* START *

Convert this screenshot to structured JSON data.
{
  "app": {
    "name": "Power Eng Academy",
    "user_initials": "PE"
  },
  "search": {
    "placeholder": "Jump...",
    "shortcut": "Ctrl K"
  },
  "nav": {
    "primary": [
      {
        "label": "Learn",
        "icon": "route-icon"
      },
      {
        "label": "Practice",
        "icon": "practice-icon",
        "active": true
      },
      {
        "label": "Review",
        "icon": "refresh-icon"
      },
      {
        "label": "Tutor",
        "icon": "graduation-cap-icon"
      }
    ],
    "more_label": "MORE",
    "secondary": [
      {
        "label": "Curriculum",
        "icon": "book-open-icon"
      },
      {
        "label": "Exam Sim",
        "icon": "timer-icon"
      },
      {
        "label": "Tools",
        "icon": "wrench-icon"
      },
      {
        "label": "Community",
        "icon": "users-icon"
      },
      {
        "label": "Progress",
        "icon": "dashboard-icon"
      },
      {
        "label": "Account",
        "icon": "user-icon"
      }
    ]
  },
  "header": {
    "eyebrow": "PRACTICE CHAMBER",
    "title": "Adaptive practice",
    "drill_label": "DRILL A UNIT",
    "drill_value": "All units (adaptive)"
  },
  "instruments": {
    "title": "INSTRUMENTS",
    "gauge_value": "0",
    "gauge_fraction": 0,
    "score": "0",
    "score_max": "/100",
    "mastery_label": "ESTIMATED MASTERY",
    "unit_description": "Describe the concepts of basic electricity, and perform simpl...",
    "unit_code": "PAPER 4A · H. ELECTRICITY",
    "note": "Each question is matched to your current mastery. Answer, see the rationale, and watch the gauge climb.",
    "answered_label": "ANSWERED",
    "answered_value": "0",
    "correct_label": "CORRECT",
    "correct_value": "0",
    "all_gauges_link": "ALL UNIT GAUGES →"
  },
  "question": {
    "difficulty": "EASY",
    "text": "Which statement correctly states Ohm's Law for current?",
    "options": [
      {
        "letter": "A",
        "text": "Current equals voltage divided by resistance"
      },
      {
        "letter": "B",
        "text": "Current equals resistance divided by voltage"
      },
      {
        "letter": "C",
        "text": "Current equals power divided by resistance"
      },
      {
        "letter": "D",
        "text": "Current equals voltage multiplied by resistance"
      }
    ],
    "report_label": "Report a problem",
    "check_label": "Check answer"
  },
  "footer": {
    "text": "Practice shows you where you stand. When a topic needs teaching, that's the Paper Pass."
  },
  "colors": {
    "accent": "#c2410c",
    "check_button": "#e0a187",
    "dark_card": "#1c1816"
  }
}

* END *

■ Task to complete: Extract the data exactly as given.

■ Output of the exercise:
Convert this screenshot to structured JSON data.
{
  "app": {
    "name": "Power Eng Academy",
    "user_initials": "PE"
  },
  "search": {
    "placeholder": "Jump...",
    "shortcut": "Ctrl K"
  },
  "nav": {
    "primary": [
      {
        "label": "Learn",
        "icon": "route-icon"
      },
      {
        "label": "Practice",
        "icon": "practice-icon",
        "active": true
      },
      {
        "label": "Review",
        "icon": "refresh-icon"
      },
      {
        "label": "Tutor",
        "icon": "graduation-cap-icon"
      }
    ],
    "more_label": "MORE",
    "secondary": [
      {
        "label": "Curriculum",
        "icon": "book-open-icon"
      },
      {
        "label": "Exam Sim",
        "icon": "timer-icon"
      },
      {
        "label": "Tools",
        "icon": "wrench-icon"
      },
      {
        "label": "Community",
        "icon": "users-icon"
      },
      {
        "label": "Progress",
        "icon": "dashboard-icon"
      },
      {
        "label": "Account",
        "icon": "user-icon"
      }
    ]
  },
  "header": {
    "eyebrow": "PRACTICE CHAMBER",
    "title": "Adaptive practice",
    "drill_label": "DRILL A UNIT",
    "drill_value": "All units (adaptive)"
  },
  "instruments": {
    "title": "INSTRUMENTS",
    "gauge_value": "0",
    "gauge_fraction": 0,
    "score": "0",
    "score_max": "/100",
    "mastery_label": "ESTIMATED MASTERY",
    "unit_description": "Describe the concepts of basic electricity, and perform simpl...",
    "unit_code": "PAPER 4A · H. ELECTRICITY",
    "note": "Each question is matched to your current mastery. Answer, see the rationale, and watch the gauge climb.",
    "answered_label": "ANSWERED",
    "answered_value": "0",
    "correct_label": "CORRECT",
    "correct_value": "0",
    "all_gauges_link": "ALL UNIT GAUGES →"
  },
  "question": {
    "difficulty": "EASY",
    "text": "Which statement correctly states Ohm's Law for current?",
    "options": [
      {
        "letter": "A",
        "text": "Current equals voltage divided by resistance"
      },
      {
        "letter": "B",
        "text": "Current equals resistance divided by voltage"
      },
      {
        "letter": "C",
        "text": "Current equals power divided by resistance"
      },
      {
        "letter": "D",
        "text": "Current equals voltage multiplied by resistance"
      }
    ],
    "report_label": "Report a problem",
    "check_label": "Check answer"
  },
  "footer": {
    "text": "Practice shows you where you stand. When a topic needs teaching, that's the Paper Pass."
  },
  "colors": {
    "accent": "#c2410c",
    "check_button": "#e0a187",
    "dark_card": "#1c1816"
  }
}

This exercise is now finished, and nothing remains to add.